Collected data entries:
━━━━━━━━━━━━━━━━

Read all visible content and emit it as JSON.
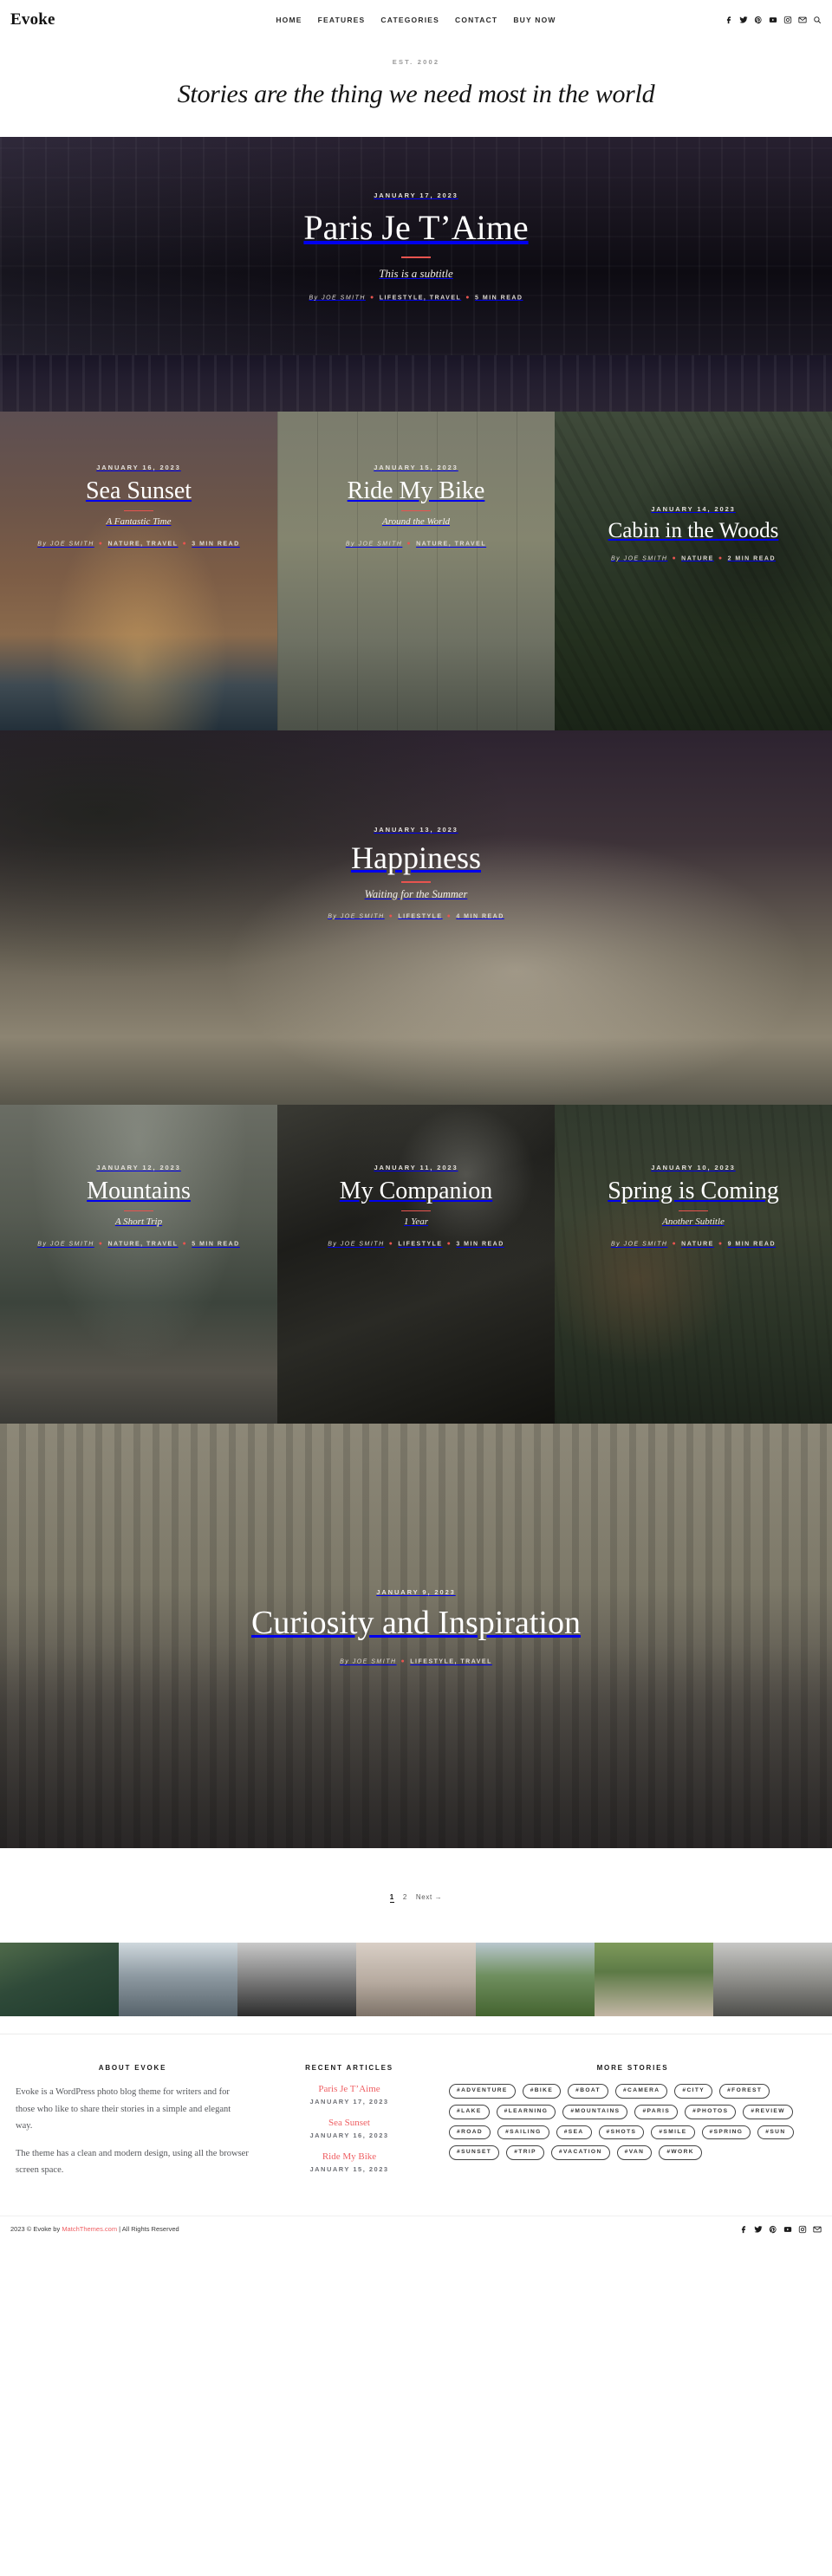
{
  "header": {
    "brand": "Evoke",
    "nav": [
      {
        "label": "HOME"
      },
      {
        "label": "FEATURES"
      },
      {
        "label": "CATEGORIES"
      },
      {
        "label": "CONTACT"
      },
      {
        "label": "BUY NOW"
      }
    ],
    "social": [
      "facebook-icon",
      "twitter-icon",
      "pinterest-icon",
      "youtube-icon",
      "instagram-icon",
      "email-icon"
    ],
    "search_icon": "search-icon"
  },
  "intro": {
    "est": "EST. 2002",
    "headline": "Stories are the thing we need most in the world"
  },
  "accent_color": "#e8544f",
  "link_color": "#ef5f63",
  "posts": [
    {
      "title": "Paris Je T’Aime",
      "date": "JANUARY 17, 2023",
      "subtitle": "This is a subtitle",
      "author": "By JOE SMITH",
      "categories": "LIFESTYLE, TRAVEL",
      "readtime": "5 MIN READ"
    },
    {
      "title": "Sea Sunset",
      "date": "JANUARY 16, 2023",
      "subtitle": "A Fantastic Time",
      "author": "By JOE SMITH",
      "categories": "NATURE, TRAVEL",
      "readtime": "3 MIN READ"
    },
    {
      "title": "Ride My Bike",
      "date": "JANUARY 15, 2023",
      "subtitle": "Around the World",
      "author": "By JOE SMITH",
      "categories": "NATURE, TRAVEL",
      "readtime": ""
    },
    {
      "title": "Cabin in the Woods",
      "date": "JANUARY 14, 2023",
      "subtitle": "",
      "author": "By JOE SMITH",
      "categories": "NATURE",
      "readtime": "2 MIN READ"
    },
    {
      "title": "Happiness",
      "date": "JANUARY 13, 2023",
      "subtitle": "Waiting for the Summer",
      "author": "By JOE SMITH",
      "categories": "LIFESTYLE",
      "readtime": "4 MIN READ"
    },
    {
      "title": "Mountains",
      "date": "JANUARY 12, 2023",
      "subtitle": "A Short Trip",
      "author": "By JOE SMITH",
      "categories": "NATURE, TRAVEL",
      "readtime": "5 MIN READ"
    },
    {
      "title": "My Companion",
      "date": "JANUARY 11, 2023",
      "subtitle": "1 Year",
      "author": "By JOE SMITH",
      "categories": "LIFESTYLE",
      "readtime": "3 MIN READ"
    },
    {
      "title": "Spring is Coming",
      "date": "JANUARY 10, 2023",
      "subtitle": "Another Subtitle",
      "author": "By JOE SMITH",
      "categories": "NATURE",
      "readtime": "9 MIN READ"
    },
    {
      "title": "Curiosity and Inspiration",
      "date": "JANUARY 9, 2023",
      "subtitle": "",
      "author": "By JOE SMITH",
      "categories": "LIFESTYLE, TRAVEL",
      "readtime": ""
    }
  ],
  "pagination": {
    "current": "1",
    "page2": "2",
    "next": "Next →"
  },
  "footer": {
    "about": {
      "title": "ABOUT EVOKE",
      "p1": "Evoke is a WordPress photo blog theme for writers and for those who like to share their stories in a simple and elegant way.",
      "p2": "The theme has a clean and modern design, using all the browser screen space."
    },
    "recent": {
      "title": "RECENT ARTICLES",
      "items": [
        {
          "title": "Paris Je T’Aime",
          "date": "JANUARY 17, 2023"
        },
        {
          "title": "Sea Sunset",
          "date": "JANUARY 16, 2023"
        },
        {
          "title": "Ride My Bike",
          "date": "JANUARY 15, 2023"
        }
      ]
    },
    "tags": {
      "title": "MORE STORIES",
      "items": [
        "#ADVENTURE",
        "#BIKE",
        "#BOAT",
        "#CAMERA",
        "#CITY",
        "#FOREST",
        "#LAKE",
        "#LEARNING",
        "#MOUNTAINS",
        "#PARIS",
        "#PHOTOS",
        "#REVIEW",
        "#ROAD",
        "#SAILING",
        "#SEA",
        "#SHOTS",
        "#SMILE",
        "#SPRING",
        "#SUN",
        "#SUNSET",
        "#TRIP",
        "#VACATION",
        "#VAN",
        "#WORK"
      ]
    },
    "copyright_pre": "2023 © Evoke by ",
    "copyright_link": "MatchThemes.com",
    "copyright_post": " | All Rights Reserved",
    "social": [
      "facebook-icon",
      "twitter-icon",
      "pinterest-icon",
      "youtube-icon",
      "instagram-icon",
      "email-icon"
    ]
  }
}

━━━━━━━━━━━━━━━━

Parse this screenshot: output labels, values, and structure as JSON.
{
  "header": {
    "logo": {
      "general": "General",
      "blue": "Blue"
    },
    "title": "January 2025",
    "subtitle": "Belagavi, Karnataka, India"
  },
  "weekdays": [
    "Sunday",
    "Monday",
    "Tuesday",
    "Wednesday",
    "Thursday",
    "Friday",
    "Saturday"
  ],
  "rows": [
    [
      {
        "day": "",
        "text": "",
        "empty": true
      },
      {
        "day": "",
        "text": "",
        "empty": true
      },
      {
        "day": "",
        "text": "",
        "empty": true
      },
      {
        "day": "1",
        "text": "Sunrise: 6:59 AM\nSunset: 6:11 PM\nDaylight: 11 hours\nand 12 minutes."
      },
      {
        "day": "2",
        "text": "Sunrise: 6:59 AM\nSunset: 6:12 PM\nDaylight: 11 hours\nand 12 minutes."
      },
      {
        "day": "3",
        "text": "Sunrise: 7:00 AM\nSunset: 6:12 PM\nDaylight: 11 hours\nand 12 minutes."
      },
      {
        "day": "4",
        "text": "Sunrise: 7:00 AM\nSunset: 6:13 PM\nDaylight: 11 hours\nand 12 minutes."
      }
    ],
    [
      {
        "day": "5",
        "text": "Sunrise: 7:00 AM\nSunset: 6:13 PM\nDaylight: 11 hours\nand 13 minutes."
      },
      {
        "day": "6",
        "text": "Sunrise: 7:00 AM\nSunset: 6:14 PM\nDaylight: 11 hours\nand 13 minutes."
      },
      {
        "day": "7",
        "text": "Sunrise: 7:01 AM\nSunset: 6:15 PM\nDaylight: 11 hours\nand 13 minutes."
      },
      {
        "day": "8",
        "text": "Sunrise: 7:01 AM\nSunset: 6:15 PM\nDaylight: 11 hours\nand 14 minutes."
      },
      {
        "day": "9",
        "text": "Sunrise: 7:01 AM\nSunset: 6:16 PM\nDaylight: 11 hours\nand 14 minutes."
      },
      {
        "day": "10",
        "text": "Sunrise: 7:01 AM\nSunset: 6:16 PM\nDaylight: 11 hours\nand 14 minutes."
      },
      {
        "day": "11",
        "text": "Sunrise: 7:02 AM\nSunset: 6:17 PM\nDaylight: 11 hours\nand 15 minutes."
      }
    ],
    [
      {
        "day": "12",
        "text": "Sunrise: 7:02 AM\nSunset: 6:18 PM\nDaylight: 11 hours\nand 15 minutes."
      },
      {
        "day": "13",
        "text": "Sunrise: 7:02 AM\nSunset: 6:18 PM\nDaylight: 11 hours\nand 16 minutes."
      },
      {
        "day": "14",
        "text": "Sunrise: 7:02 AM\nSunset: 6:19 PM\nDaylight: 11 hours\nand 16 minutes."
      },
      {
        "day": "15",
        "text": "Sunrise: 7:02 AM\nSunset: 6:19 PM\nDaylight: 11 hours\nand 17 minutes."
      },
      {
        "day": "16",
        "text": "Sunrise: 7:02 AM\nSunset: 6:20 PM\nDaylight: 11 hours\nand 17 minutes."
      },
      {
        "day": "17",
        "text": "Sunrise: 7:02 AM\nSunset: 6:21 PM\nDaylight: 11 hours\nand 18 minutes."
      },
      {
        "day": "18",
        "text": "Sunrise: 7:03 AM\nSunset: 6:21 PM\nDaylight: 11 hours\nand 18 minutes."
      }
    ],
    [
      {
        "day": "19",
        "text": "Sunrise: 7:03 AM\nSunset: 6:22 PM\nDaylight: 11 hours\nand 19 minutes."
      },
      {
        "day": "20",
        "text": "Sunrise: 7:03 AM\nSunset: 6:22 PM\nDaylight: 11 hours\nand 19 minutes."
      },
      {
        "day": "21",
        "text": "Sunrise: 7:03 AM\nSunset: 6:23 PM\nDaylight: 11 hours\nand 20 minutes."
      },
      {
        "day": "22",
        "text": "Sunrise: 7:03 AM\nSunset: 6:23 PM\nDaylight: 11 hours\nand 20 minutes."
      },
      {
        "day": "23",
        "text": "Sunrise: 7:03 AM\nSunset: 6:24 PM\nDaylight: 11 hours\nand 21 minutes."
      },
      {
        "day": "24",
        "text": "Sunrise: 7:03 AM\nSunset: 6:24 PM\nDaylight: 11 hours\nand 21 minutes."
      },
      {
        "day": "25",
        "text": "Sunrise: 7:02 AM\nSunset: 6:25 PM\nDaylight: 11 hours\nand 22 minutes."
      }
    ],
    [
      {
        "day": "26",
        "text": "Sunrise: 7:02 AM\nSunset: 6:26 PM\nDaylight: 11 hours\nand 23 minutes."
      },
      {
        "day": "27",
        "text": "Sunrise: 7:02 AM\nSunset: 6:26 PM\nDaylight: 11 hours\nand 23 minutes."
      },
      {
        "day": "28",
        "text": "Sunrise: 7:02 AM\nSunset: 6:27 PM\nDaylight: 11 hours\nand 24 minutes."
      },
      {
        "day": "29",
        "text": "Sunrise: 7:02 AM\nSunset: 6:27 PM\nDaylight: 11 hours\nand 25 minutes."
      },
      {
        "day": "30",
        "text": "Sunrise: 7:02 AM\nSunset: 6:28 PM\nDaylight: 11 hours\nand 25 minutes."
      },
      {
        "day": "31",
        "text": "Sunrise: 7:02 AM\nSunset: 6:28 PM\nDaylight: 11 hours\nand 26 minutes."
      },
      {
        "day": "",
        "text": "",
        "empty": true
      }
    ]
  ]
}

━━━━━━━━━━━━━━━━

### WHAT THE TASK REQUIRES
Using the listing above, pull out all lines that hold the word "Aime".

### RESULT OF THE TASK
      "title": "Paris Je T’Aime",
          "title": "Paris Je T’Aime",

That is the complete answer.